Data entries —
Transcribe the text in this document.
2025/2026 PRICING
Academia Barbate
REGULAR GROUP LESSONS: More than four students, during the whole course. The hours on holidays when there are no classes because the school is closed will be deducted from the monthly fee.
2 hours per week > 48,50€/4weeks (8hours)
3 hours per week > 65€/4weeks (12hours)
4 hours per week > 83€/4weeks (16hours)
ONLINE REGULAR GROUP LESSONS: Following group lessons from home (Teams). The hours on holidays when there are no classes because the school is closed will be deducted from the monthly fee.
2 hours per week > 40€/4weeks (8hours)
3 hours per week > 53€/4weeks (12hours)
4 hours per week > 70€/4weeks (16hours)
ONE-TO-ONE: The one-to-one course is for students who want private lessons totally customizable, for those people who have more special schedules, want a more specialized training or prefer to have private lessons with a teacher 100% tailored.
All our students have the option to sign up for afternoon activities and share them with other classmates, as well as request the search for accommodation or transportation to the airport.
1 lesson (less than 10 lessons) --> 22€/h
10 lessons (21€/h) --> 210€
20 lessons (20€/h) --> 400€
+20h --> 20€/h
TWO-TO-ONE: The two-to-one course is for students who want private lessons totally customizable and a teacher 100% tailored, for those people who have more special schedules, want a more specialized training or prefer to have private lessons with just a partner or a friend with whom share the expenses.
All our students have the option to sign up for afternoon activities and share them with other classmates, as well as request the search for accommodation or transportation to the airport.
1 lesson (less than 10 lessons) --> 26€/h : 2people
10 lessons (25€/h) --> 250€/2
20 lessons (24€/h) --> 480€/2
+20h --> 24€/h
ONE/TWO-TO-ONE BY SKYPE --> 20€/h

Instructions for the task —
The string "than" may appear in lines of the listing above; tally those lines and give the number only.

Worked answer —
3